═════ Record extracts ═════

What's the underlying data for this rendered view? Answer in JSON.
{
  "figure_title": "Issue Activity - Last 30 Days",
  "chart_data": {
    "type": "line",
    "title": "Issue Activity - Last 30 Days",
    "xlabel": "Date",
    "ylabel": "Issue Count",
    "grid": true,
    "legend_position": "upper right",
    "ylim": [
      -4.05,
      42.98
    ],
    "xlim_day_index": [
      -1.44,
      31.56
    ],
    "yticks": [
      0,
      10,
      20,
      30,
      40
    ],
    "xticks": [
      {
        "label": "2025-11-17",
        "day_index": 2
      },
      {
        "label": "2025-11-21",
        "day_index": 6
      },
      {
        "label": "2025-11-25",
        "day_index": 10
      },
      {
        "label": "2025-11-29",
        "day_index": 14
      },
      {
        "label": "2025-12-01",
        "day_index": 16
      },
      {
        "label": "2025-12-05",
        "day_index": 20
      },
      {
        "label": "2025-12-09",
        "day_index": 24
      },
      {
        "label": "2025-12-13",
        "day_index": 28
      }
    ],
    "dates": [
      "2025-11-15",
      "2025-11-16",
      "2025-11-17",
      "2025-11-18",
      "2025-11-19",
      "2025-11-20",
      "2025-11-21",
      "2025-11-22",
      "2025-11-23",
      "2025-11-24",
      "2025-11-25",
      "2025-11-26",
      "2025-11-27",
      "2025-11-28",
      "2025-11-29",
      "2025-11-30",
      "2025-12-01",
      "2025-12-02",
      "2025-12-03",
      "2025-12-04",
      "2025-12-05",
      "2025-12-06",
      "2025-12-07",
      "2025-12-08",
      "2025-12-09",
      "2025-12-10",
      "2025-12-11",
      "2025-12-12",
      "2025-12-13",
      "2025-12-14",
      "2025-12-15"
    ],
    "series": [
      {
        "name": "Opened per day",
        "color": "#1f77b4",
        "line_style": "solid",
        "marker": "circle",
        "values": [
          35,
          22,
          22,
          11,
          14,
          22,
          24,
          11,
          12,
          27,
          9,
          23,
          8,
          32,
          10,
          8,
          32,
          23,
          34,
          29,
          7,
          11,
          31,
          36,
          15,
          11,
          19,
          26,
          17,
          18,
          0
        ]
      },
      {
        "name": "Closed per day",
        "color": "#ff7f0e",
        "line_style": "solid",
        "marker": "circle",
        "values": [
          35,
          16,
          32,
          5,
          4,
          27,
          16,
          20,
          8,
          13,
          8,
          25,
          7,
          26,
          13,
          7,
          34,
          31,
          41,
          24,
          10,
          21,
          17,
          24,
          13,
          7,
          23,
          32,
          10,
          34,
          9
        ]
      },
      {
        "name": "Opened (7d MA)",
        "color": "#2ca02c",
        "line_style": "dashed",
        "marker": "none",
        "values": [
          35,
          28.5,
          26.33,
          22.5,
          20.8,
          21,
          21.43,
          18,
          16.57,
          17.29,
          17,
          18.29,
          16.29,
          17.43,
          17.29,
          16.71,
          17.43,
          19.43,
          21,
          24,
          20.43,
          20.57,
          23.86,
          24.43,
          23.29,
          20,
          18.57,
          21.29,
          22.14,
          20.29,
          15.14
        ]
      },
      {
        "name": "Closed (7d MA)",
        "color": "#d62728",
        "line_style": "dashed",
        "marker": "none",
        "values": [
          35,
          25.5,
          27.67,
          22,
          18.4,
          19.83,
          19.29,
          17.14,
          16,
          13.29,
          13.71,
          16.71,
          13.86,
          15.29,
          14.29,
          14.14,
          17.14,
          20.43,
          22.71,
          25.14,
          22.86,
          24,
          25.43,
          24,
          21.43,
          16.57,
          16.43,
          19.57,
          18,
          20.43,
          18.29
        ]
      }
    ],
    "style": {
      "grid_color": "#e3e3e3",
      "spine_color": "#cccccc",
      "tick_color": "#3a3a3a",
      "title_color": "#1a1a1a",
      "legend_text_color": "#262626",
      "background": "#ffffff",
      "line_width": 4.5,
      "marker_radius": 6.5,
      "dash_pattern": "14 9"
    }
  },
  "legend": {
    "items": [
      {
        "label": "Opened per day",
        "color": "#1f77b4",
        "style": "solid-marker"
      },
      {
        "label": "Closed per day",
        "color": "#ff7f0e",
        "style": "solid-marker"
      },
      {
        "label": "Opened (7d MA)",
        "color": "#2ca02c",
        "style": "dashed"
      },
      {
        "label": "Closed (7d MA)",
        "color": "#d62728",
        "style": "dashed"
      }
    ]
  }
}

═════

Exercise: In the entries above, find every line holding the word "Days" and copy it out.

Result for this exercise:
  "figure_title": "Issue Activity - Last 30 Days",
    "title": "Issue Activity - Last 30 Days",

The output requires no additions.